WRITTEN EXERCISE: Work through the material below line by line and say how many lines include the word "Custom". Only the number, please.

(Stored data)
+-------+

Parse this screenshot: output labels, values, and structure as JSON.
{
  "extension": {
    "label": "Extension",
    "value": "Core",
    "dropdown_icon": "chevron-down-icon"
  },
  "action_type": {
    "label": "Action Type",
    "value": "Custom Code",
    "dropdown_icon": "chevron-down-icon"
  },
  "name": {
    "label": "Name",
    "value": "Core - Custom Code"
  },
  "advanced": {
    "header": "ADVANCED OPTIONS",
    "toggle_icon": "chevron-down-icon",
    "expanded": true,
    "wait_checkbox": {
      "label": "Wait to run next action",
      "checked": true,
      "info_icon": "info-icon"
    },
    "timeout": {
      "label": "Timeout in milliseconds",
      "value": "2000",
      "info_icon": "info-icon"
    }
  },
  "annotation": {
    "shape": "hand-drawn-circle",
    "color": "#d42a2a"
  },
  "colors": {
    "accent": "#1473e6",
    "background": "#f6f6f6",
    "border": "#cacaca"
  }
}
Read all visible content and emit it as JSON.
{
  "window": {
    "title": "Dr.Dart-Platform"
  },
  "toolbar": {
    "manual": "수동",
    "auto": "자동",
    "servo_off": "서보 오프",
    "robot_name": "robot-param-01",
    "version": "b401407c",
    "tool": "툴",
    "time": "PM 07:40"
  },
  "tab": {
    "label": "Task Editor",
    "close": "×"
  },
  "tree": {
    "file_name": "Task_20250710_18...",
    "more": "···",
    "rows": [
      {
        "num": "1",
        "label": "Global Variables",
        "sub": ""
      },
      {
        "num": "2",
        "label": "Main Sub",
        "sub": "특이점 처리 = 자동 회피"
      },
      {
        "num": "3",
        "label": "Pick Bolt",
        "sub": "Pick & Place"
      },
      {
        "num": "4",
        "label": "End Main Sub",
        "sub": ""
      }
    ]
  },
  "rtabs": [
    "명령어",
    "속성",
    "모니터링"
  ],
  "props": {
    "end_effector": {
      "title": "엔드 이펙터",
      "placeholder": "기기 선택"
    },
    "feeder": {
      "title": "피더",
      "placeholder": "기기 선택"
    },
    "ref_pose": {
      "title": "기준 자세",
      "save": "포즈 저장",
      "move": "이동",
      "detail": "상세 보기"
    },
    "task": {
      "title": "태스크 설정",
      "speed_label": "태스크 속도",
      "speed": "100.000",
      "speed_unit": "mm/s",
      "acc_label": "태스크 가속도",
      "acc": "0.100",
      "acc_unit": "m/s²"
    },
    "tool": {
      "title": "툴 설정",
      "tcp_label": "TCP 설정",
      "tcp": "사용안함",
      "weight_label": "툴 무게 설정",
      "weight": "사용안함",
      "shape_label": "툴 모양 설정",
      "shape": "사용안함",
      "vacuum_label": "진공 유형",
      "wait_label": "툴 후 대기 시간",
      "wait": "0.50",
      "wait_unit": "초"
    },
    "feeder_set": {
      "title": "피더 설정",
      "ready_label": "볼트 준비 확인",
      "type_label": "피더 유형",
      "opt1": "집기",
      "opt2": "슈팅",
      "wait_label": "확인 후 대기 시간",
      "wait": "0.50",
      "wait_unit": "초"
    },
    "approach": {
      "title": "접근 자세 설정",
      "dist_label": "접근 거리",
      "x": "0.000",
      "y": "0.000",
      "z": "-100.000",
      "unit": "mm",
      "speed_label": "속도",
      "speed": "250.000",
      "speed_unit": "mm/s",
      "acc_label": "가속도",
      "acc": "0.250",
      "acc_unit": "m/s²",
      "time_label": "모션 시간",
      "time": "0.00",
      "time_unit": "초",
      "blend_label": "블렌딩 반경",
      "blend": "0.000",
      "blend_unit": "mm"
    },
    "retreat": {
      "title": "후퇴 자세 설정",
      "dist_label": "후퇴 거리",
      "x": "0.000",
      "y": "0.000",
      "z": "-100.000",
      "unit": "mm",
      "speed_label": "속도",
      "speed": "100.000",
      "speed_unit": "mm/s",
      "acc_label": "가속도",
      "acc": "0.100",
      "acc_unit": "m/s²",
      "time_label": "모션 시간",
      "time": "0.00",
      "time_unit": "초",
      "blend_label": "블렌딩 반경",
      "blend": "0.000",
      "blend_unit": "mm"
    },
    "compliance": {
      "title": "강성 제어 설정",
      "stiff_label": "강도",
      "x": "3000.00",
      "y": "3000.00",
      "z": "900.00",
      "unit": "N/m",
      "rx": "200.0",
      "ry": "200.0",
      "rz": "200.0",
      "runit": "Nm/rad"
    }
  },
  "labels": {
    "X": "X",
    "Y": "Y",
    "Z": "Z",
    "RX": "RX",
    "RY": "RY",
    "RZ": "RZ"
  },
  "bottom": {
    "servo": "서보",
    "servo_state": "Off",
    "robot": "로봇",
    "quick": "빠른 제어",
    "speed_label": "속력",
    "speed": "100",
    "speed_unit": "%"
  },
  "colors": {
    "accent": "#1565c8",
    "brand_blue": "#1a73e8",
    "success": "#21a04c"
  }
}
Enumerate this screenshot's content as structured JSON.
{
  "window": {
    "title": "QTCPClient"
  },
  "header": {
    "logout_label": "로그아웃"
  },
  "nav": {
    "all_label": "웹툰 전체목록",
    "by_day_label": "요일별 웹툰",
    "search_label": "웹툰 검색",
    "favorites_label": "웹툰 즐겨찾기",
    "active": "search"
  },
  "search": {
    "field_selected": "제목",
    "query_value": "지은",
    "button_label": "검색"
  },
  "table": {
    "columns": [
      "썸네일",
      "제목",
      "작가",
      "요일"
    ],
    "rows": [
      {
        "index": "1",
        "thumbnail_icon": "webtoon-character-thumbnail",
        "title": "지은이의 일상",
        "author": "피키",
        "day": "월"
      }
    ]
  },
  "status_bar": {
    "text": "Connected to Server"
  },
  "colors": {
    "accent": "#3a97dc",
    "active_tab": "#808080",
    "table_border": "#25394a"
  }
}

+-------+

FINAL RESULT: 2